### Data listing
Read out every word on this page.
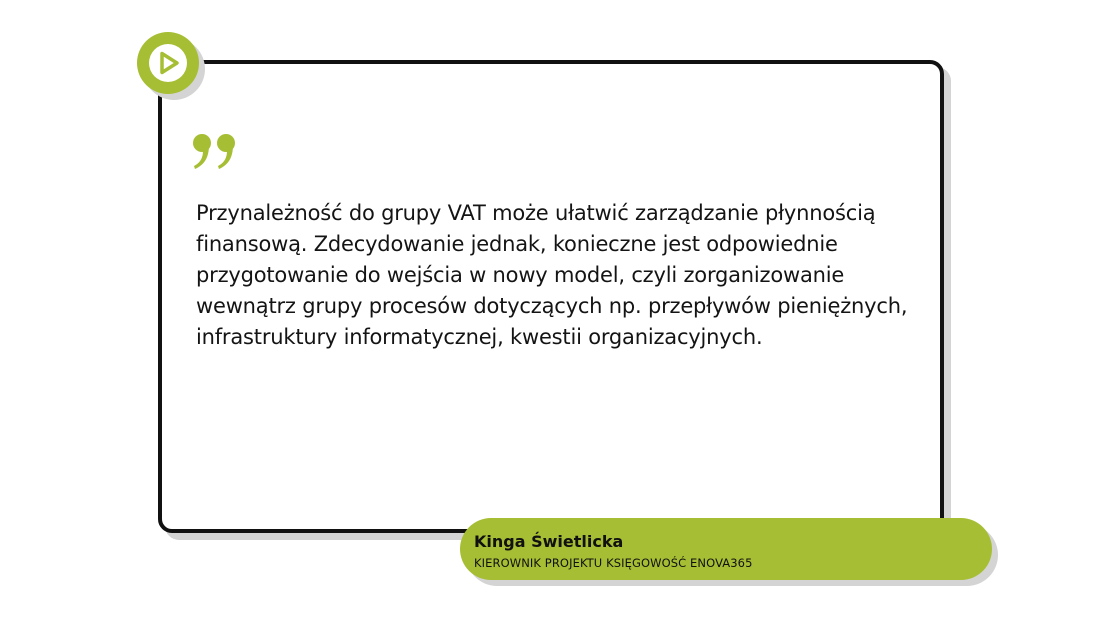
Przynależność do grupy VAT może ułatwić zarządzanie płynnością finansową. Zdecydowanie jednak, konieczne jest odpowiednie przygotowanie do wejścia w nowy model, czyli zorganizowanie wewnątrz grupy procesów dotyczących np. przepływów pieniężnych, infrastruktury informatycznej, kwestii organizacyjnych.

Kinga Świetlicka

KIEROWNIK PROJEKTU KSIĘGOWOŚĆ ENOVA365
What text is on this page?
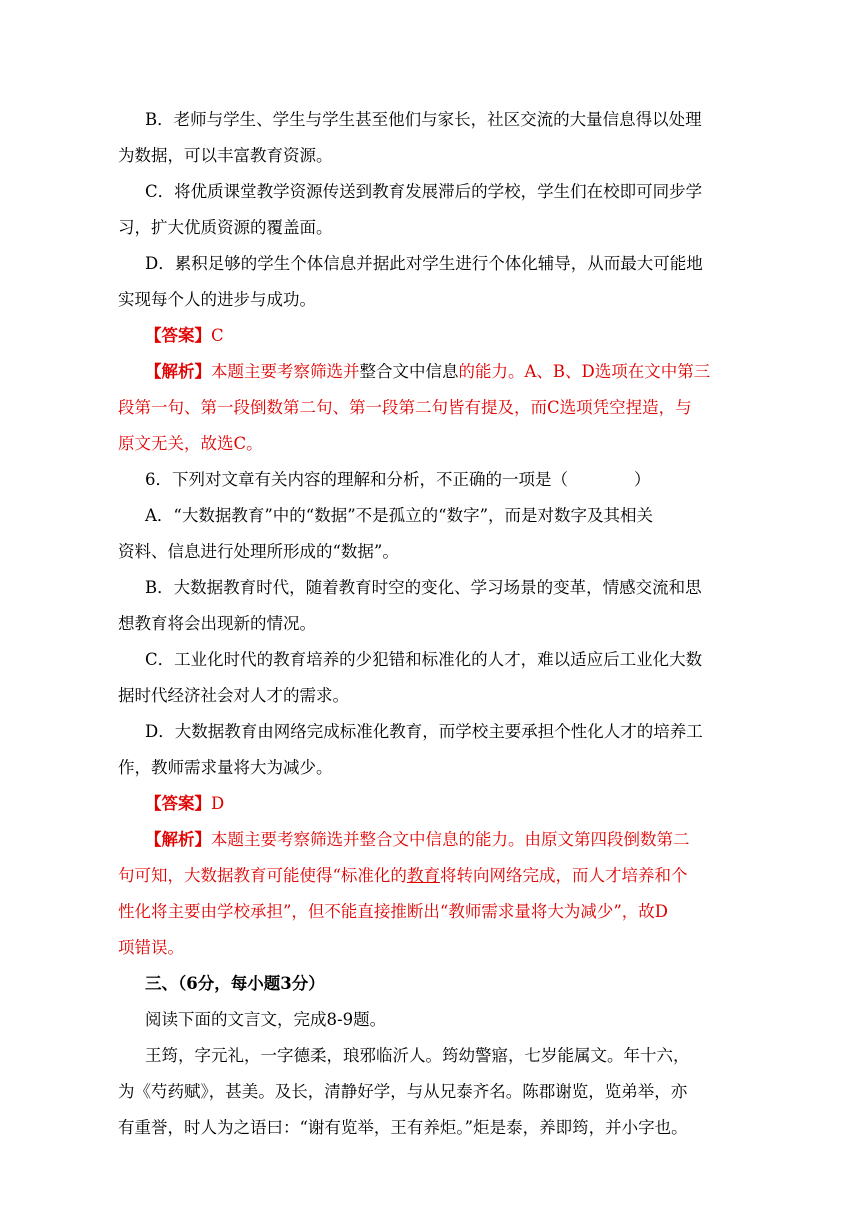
B．老师与学生、学生与学生甚至他们与家长，社区交流的大量信息得以处理
为数据，可以丰富教育资源。
C．将优质课堂教学资源传送到教育发展滞后的学校，学生们在校即可同步学
习，扩大优质资源的覆盖面。
D．累积足够的学生个体信息并据此对学生进行个体化辅导，从而最大可能地
实现每个人的进步与成功。
【答案】C
【解析】本题主要考察筛选并整合文中信息的能力。A、B、D选项在文中第三
段第一句、第一段倒数第二句、第一段第二句皆有提及，而C选项凭空捏造，与
原文无关，故选C。
6．下列对文章有关内容的理解和分析，不正确的一项是（　　　　）
A．“大数据教育”中的“数据”不是孤立的“数字”，而是对数字及其相关
资料、信息进行处理所形成的“数据”。
B．大数据教育时代，随着教育时空的变化、学习场景的变革，情感交流和思
想教育将会出现新的情况。
C．工业化时代的教育培养的少犯错和标准化的人才，难以适应后工业化大数
据时代经济社会对人才的需求。
D．大数据教育由网络完成标准化教育，而学校主要承担个性化人才的培养工
作，教师需求量将大为减少。
【答案】D
【解析】本题主要考察筛选并整合文中信息的能力。由原文第四段倒数第二
句可知，大数据教育可能使得“标准化的教育将转向网络完成，而人才培养和个
性化将主要由学校承担”，但不能直接推断出“教师需求量将大为减少”，故D
项错误。
三、（6分，每小题3分）
阅读下面的文言文，完成8-9题。
王筠，字元礼，一字德柔，琅邪临沂人。筠幼警寤，七岁能属文。年十六，
为《芍药赋》，甚美。及长，清静好学，与从兄泰齐名。陈郡谢览，览弟举，亦
有重誉，时人为之语曰：“谢有览举，王有养炬。”炬是泰，养即筠，并小字也。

### Your task
Reproduce the entries above word for word. Pictures stay out.

### Solution to this exercise
Read out every word on this page.
Przynależność do grupy VAT może ułatwić zarządzanie płynnością finansową. Zdecydowanie jednak, konieczne jest odpowiednie przygotowanie do wejścia w nowy model, czyli zorganizowanie wewnątrz grupy procesów dotyczących np. przepływów pieniężnych, infrastruktury informatycznej, kwestii organizacyjnych.

Kinga Świetlicka

KIEROWNIK PROJEKTU KSIĘGOWOŚĆ ENOVA365
What text is on this page?
B．老师与学生、学生与学生甚至他们与家长，社区交流的大量信息得以处理
为数据，可以丰富教育资源。
C．将优质课堂教学资源传送到教育发展滞后的学校，学生们在校即可同步学
习，扩大优质资源的覆盖面。
D．累积足够的学生个体信息并据此对学生进行个体化辅导，从而最大可能地
实现每个人的进步与成功。
【答案】C
【解析】本题主要考察筛选并整合文中信息的能力。A、B、D选项在文中第三
段第一句、第一段倒数第二句、第一段第二句皆有提及，而C选项凭空捏造，与
原文无关，故选C。
6．下列对文章有关内容的理解和分析，不正确的一项是（　　　　）
A．“大数据教育”中的“数据”不是孤立的“数字”，而是对数字及其相关
资料、信息进行处理所形成的“数据”。
B．大数据教育时代，随着教育时空的变化、学习场景的变革，情感交流和思
想教育将会出现新的情况。
C．工业化时代的教育培养的少犯错和标准化的人才，难以适应后工业化大数
据时代经济社会对人才的需求。
D．大数据教育由网络完成标准化教育，而学校主要承担个性化人才的培养工
作，教师需求量将大为减少。
【答案】D
【解析】本题主要考察筛选并整合文中信息的能力。由原文第四段倒数第二
句可知，大数据教育可能使得“标准化的教育将转向网络完成，而人才培养和个
性化将主要由学校承担”，但不能直接推断出“教师需求量将大为减少”，故D
项错误。
三、（6分，每小题3分）
阅读下面的文言文，完成8-9题。
王筠，字元礼，一字德柔，琅邪临沂人。筠幼警寤，七岁能属文。年十六，
为《芍药赋》，甚美。及长，清静好学，与从兄泰齐名。陈郡谢览，览弟举，亦
有重誉，时人为之语曰：“谢有览举，王有养炬。”炬是泰，养即筠，并小字也。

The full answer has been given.